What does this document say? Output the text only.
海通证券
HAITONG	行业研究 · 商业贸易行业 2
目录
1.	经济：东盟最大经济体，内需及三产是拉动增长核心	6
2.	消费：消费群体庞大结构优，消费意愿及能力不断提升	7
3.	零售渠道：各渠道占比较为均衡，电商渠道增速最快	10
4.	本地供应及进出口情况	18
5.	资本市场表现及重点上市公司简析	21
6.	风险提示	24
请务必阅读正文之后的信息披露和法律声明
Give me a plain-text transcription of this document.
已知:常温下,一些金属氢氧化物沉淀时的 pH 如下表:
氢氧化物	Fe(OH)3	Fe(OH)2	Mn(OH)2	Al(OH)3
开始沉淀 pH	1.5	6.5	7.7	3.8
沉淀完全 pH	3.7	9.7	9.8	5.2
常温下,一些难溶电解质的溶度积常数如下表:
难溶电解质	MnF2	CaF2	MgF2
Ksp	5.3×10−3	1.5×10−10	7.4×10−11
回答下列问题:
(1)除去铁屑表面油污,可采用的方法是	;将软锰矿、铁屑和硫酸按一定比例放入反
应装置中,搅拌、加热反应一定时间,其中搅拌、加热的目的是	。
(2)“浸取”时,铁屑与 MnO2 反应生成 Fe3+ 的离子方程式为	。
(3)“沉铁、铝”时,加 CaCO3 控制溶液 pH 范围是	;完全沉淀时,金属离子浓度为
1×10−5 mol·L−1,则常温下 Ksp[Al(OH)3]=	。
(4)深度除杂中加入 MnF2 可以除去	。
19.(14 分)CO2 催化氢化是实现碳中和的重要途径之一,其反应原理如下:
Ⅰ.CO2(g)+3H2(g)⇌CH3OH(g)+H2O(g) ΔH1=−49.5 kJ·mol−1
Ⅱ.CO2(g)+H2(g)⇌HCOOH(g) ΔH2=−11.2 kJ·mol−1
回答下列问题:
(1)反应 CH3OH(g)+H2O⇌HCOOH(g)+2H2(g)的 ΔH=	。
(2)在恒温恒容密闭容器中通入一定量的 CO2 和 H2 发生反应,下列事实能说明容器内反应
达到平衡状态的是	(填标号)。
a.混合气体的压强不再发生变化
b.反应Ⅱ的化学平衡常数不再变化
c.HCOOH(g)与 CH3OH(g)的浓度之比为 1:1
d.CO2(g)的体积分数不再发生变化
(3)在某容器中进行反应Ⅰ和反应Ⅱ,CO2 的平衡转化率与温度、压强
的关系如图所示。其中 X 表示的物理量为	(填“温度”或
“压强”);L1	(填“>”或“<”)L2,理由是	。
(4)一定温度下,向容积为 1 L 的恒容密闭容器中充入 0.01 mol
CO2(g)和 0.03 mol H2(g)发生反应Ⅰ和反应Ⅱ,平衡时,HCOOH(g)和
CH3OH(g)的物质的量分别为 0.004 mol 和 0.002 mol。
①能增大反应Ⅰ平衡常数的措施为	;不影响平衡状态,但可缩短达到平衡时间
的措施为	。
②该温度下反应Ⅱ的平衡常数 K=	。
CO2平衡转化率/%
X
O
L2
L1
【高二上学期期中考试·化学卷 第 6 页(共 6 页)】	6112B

● SHORT PROBLEM: Reproduce the records above exactly as they appear.

● THE COMPLETED TASK:
What does this document say? Output the text only.
海通证券
HAITONG	行业研究 · 商业贸易行业 2
目录
1.	经济：东盟最大经济体，内需及三产是拉动增长核心	6
2.	消费：消费群体庞大结构优，消费意愿及能力不断提升	7
3.	零售渠道：各渠道占比较为均衡，电商渠道增速最快	10
4.	本地供应及进出口情况	18
5.	资本市场表现及重点上市公司简析	21
6.	风险提示	24
请务必阅读正文之后的信息披露和法律声明
Give me a plain-text transcription of this document.
已知:常温下,一些金属氢氧化物沉淀时的 pH 如下表:
氢氧化物	Fe(OH)3	Fe(OH)2	Mn(OH)2	Al(OH)3
开始沉淀 pH	1.5	6.5	7.7	3.8
沉淀完全 pH	3.7	9.7	9.8	5.2
常温下,一些难溶电解质的溶度积常数如下表:
难溶电解质	MnF2	CaF2	MgF2
Ksp	5.3×10−3	1.5×10−10	7.4×10−11
回答下列问题:
(1)除去铁屑表面油污,可采用的方法是	;将软锰矿、铁屑和硫酸按一定比例放入反
应装置中,搅拌、加热反应一定时间,其中搅拌、加热的目的是	。
(2)“浸取”时,铁屑与 MnO2 反应生成 Fe3+ 的离子方程式为	。
(3)“沉铁、铝”时,加 CaCO3 控制溶液 pH 范围是	;完全沉淀时,金属离子浓度为
1×10−5 mol·L−1,则常温下 Ksp[Al(OH)3]=	。
(4)深度除杂中加入 MnF2 可以除去	。
19.(14 分)CO2 催化氢化是实现碳中和的重要途径之一,其反应原理如下:
Ⅰ.CO2(g)+3H2(g)⇌CH3OH(g)+H2O(g) ΔH1=−49.5 kJ·mol−1
Ⅱ.CO2(g)+H2(g)⇌HCOOH(g) ΔH2=−11.2 kJ·mol−1
回答下列问题:
(1)反应 CH3OH(g)+H2O⇌HCOOH(g)+2H2(g)的 ΔH=	。
(2)在恒温恒容密闭容器中通入一定量的 CO2 和 H2 发生反应,下列事实能说明容器内反应
达到平衡状态的是	(填标号)。
a.混合气体的压强不再发生变化
b.反应Ⅱ的化学平衡常数不再变化
c.HCOOH(g)与 CH3OH(g)的浓度之比为 1:1
d.CO2(g)的体积分数不再发生变化
(3)在某容器中进行反应Ⅰ和反应Ⅱ,CO2 的平衡转化率与温度、压强
的关系如图所示。其中 X 表示的物理量为	(填“温度”或
“压强”);L1	(填“>”或“<”)L2,理由是	。
(4)一定温度下,向容积为 1 L 的恒容密闭容器中充入 0.01 mol
CO2(g)和 0.03 mol H2(g)发生反应Ⅰ和反应Ⅱ,平衡时,HCOOH(g)和
CH3OH(g)的物质的量分别为 0.004 mol 和 0.002 mol。
①能增大反应Ⅰ平衡常数的措施为	;不影响平衡状态,但可缩短达到平衡时间
的措施为	。
②该温度下反应Ⅱ的平衡常数 K=	。
CO2平衡转化率/%
X
O
L2
L1
【高二上学期期中考试·化学卷 第 6 页(共 6 页)】	6112B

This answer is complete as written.